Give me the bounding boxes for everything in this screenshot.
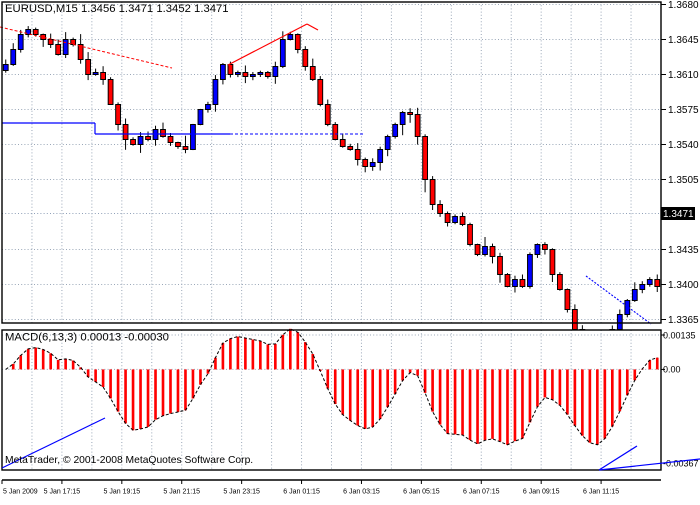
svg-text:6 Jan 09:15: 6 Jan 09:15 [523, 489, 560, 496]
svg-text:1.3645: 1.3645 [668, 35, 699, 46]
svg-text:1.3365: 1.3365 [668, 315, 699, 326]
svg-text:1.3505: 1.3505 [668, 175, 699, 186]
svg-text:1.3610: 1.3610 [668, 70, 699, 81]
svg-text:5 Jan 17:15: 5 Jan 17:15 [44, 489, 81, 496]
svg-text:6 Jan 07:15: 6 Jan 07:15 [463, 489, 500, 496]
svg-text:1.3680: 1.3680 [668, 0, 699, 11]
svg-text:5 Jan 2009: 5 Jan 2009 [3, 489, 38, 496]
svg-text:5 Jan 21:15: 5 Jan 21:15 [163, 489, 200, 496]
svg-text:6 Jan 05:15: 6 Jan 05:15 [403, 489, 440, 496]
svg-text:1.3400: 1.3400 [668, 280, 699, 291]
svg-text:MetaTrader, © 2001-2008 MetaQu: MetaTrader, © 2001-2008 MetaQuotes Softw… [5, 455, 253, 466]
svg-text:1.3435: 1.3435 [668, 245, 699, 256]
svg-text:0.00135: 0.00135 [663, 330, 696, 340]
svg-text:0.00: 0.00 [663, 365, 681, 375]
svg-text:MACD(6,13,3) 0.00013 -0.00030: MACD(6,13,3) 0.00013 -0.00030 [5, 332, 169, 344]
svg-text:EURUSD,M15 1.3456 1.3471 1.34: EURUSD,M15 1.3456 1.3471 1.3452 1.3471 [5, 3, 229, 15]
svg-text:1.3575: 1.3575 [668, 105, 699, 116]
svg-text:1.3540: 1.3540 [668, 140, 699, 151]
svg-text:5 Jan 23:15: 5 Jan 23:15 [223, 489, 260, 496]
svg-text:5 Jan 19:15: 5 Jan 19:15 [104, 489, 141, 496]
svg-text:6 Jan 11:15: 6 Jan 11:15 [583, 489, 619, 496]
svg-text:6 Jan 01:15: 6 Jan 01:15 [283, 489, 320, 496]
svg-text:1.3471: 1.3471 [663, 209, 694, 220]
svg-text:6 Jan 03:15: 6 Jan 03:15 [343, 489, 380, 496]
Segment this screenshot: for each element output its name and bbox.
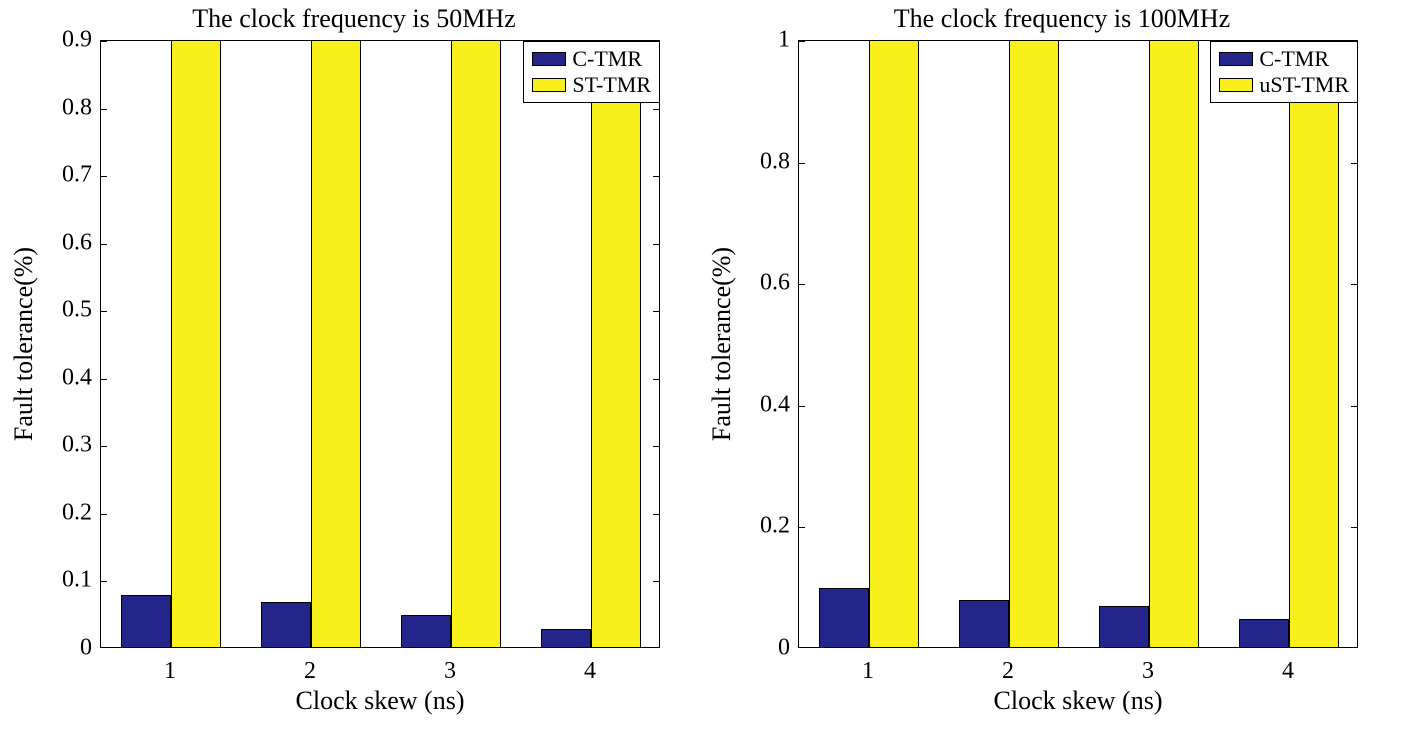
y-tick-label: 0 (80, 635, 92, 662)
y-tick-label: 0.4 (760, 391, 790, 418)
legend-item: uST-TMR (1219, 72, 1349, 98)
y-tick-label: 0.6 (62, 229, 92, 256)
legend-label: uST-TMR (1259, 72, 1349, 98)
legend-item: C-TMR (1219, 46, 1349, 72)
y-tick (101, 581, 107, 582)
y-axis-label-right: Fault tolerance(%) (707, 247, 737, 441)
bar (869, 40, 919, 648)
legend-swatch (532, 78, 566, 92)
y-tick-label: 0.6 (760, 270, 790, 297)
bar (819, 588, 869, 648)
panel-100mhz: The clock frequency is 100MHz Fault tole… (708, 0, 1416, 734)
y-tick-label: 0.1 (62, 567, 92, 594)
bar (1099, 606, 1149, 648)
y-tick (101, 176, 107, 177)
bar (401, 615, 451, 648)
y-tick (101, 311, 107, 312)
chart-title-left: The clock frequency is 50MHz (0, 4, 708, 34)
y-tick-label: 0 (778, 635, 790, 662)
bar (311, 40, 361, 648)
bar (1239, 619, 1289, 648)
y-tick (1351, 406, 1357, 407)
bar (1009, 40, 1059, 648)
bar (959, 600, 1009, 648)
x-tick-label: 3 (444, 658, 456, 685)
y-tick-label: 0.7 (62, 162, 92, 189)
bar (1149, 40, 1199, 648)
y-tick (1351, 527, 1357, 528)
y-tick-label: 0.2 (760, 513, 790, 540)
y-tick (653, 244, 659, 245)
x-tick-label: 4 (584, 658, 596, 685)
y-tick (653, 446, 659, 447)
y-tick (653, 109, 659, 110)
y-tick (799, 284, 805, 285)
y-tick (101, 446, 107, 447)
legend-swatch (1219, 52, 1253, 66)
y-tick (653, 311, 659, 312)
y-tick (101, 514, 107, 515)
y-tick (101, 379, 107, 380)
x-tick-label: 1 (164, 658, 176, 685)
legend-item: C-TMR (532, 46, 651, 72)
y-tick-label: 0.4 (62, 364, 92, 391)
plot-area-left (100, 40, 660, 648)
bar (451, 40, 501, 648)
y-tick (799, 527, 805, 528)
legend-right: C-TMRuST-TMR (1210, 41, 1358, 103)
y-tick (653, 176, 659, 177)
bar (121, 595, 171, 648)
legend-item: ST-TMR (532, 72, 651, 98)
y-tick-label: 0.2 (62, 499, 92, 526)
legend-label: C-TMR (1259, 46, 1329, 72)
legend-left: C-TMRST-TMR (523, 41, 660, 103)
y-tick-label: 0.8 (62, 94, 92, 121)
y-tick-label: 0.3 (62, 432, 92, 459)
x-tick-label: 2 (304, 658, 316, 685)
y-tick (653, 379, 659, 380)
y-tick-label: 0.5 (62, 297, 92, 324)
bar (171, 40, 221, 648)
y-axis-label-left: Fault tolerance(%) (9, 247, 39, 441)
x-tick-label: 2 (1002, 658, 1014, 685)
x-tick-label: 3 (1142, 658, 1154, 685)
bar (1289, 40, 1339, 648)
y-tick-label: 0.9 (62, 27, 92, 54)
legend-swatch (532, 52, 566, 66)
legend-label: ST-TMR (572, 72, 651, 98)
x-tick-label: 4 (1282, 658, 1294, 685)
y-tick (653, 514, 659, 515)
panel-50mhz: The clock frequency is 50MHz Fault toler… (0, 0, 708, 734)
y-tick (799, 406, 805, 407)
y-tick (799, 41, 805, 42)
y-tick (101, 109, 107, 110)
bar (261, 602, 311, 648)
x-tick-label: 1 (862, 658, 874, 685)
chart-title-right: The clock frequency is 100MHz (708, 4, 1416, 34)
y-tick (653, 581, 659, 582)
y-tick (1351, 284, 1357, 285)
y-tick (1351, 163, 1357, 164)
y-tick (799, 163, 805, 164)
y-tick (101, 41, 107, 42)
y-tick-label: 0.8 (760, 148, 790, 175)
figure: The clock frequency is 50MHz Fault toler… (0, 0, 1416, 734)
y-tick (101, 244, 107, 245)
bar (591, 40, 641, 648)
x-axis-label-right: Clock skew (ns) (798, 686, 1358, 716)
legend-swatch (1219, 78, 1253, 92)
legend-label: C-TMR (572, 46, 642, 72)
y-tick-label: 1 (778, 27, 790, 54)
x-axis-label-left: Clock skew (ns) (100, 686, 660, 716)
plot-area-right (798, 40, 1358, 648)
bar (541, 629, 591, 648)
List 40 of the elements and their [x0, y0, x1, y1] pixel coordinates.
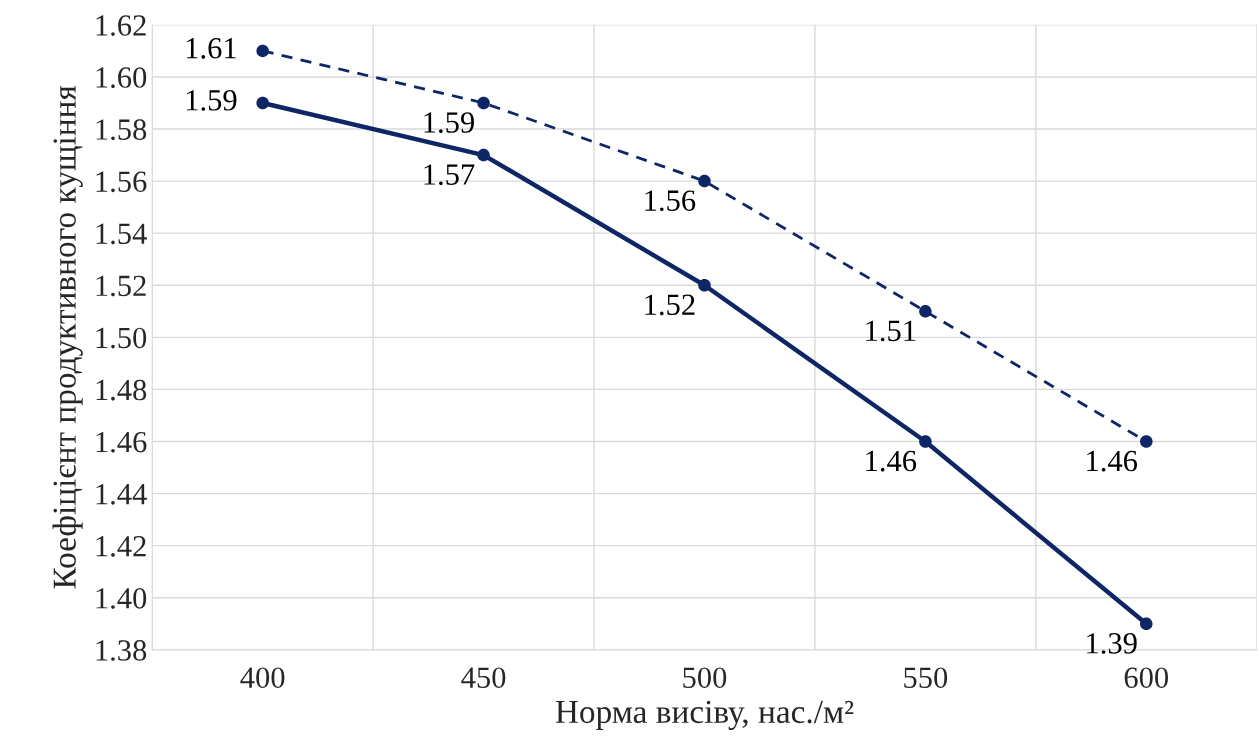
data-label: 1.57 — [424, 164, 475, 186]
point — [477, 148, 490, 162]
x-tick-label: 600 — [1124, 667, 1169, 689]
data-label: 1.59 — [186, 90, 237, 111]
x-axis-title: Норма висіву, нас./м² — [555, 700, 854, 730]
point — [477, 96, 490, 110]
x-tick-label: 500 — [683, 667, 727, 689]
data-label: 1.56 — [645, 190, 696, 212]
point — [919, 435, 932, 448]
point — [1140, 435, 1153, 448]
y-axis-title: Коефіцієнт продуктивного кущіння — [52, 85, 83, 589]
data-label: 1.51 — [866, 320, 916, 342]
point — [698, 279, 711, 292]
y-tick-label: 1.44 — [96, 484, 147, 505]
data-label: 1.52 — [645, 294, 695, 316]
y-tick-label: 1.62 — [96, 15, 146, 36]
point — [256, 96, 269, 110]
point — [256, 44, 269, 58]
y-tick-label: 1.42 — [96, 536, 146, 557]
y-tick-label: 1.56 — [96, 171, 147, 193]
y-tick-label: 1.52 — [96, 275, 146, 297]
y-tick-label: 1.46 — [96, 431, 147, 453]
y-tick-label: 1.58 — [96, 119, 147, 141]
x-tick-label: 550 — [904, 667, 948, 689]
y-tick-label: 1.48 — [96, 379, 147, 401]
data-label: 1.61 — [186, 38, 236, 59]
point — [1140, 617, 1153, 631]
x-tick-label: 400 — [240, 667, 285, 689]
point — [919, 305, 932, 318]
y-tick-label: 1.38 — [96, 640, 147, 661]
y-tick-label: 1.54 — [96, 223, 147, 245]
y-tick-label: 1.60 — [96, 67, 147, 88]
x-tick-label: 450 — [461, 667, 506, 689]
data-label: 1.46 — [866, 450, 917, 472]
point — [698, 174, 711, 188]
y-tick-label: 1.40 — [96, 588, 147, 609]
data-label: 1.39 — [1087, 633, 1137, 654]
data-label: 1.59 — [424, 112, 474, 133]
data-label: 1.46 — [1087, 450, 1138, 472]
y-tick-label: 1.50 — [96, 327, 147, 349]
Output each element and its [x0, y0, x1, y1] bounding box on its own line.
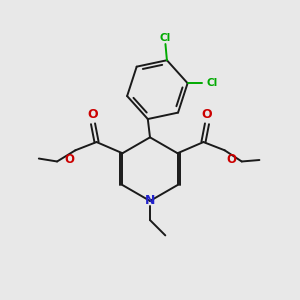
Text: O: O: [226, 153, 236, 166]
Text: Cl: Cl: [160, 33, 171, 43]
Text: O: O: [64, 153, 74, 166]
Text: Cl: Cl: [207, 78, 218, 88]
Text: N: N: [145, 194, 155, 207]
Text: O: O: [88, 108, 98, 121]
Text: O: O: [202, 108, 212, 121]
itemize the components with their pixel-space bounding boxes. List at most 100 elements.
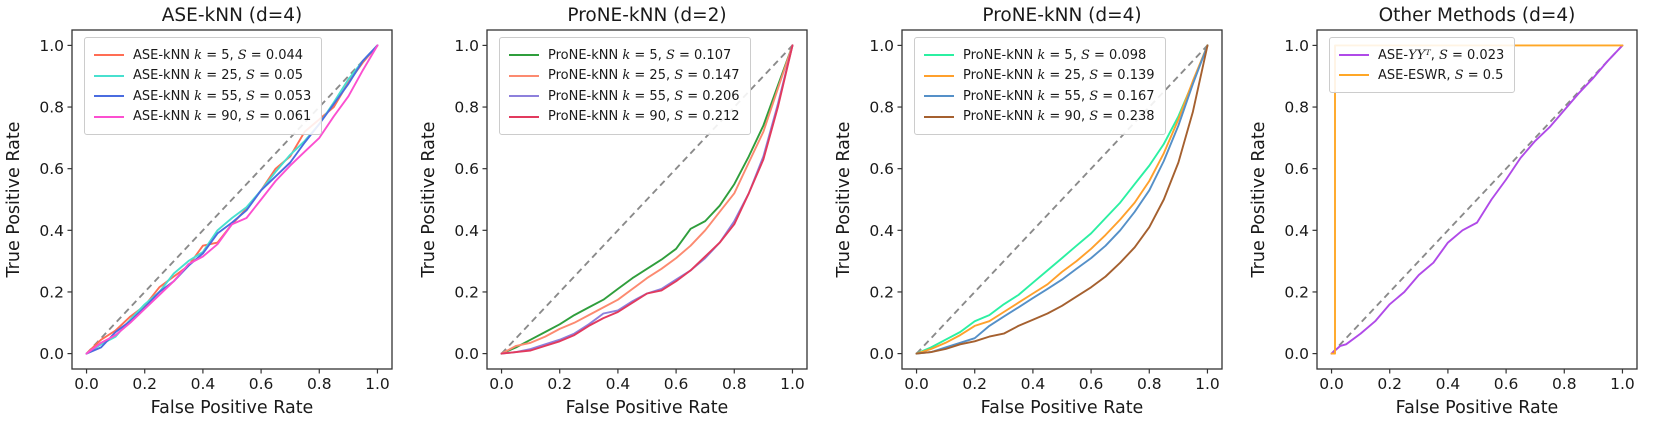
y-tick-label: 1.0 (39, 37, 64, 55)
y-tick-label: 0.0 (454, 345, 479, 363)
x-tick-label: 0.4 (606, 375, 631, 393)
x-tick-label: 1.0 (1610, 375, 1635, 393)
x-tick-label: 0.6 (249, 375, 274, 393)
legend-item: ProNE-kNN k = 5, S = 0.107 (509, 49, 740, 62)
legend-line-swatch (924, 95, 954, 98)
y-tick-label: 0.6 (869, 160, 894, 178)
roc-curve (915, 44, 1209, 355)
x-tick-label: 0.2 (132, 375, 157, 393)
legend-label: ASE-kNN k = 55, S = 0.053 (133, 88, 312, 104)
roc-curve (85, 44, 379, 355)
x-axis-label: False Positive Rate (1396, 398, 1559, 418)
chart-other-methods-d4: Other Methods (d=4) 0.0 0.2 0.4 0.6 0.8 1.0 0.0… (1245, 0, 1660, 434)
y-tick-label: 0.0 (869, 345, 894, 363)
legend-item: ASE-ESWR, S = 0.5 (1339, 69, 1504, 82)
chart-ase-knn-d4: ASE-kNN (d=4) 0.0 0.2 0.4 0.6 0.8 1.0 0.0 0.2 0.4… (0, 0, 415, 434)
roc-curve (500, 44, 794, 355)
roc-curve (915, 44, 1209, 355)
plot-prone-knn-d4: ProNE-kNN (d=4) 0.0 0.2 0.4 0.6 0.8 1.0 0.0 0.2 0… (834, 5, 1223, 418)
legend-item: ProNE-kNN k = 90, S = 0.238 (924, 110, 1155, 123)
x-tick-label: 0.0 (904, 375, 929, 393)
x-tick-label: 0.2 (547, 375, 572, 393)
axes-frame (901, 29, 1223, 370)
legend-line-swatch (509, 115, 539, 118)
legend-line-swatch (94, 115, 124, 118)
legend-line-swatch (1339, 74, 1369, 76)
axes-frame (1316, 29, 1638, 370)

Challenge: Pull out each line in the rows above that contains the word "List".

Solution for this problem:
List 40 of the elements and their [x0, y0, x1, y1] pixel coordinates.
itemize the components with their pixel-space bounding boxes. List at most 100 elements.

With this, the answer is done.